INFORMATION PROVIDED -

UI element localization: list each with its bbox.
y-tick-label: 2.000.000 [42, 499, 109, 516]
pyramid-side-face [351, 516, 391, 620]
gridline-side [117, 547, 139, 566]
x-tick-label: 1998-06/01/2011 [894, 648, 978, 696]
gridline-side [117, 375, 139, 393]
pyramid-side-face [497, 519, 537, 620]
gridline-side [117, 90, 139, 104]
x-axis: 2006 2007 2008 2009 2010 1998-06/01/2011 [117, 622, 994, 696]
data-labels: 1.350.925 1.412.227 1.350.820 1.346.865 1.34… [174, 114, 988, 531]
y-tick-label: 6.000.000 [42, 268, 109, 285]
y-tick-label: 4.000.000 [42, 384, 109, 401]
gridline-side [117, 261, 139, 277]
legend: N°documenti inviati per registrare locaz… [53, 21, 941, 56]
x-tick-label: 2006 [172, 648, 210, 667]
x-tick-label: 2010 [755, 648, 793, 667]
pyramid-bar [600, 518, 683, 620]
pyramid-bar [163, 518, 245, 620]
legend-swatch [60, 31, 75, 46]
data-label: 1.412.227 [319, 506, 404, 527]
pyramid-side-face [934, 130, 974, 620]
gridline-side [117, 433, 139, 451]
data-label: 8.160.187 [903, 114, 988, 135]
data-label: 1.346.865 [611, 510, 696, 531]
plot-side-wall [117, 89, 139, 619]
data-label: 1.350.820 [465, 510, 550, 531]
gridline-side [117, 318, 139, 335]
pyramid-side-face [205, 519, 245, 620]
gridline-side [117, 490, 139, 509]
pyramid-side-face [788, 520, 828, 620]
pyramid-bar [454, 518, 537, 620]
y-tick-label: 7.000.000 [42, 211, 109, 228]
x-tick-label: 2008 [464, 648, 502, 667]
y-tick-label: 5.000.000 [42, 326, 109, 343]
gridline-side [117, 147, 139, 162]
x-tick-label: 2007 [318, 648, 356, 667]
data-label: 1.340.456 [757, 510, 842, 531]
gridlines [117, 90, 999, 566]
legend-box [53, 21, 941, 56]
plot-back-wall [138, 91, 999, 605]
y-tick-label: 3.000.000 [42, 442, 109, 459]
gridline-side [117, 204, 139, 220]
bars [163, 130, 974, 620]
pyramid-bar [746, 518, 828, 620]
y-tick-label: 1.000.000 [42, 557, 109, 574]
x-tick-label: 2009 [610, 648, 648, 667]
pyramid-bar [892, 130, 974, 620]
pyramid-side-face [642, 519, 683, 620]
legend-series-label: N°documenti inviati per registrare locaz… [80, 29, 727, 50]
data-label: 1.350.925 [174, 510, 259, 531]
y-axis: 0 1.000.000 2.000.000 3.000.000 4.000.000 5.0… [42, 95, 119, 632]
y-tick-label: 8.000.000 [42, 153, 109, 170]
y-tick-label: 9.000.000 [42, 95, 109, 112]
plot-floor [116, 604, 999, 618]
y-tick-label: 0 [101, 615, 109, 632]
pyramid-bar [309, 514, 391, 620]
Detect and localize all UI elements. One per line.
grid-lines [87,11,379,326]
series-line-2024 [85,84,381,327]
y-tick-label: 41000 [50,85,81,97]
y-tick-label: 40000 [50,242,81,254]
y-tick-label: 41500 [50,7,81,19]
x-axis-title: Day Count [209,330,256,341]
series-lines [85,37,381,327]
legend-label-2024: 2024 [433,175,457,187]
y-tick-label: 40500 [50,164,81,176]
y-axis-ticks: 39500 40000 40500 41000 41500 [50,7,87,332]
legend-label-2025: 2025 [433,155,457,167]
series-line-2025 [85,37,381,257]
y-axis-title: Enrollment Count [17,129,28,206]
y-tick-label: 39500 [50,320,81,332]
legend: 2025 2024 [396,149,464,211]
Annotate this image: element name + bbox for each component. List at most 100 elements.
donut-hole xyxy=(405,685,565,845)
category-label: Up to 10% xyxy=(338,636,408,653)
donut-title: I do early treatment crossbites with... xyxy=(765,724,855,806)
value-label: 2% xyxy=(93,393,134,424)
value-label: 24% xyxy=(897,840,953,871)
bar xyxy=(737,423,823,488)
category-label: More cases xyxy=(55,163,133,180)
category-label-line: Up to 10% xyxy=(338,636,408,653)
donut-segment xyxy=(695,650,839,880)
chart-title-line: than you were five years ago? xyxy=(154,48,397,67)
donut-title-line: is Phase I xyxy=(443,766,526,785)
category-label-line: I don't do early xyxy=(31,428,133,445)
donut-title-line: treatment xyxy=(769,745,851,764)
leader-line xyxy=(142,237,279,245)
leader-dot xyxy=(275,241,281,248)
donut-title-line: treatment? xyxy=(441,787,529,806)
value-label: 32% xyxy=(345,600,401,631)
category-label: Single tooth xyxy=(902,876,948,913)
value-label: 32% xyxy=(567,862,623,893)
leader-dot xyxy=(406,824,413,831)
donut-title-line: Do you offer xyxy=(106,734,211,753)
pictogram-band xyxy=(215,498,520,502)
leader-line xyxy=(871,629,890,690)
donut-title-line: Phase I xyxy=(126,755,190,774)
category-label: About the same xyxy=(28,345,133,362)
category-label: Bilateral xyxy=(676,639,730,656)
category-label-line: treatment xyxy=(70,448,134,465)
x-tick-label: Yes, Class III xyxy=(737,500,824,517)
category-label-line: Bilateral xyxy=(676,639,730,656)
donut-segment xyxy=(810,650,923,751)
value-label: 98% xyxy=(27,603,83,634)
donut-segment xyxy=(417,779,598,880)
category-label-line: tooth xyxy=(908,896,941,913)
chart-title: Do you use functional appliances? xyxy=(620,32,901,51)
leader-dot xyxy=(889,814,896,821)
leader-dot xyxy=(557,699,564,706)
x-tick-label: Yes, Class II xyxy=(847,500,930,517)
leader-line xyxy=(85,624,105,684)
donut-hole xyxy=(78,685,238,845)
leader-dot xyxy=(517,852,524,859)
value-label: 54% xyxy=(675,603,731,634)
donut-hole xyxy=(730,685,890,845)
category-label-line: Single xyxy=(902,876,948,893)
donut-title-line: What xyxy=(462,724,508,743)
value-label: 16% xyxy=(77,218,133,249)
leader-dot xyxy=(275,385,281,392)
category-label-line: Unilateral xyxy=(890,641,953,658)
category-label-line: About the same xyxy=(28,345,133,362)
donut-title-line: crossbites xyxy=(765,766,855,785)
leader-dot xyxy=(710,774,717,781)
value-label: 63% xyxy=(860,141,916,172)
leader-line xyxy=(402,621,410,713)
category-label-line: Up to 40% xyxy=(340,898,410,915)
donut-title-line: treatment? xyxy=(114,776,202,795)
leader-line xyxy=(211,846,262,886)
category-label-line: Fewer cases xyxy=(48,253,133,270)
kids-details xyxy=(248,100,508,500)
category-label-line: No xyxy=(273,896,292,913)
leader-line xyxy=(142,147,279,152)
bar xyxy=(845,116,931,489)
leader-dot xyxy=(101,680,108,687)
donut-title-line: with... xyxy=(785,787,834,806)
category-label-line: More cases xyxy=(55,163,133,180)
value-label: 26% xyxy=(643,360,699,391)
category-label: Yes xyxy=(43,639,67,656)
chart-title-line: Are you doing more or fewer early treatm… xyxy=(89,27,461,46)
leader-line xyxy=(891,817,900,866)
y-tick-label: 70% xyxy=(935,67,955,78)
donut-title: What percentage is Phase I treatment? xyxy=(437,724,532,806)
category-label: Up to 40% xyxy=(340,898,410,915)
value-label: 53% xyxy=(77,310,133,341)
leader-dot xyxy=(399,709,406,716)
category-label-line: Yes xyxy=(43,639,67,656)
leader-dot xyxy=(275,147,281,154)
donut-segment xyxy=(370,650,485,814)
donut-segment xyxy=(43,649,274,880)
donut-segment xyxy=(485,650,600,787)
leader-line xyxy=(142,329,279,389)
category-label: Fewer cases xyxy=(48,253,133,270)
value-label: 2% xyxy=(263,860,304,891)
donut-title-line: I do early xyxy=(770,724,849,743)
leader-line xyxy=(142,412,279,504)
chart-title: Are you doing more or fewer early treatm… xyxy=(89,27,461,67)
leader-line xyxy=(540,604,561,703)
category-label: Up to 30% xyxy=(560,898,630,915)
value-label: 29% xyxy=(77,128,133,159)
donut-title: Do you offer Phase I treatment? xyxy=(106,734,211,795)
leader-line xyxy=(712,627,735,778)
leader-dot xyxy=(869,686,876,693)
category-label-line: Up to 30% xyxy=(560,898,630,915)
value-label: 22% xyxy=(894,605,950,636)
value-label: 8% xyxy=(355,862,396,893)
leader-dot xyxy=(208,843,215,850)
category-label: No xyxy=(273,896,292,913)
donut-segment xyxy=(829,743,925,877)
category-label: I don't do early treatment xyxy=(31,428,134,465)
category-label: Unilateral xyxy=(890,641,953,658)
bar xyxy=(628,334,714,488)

PROMPT -
Please pull out the stretch from the first line of the material through the line containing "gridline-side [117, 375, 139, 393]", and copy each line unchanged.

OUTPUT BELOW -
UI element localization: list each with its bbox.
y-tick-label: 2.000.000 [42, 499, 109, 516]
pyramid-side-face [351, 516, 391, 620]
gridline-side [117, 547, 139, 566]
x-tick-label: 1998-06/01/2011 [894, 648, 978, 696]
gridline-side [117, 375, 139, 393]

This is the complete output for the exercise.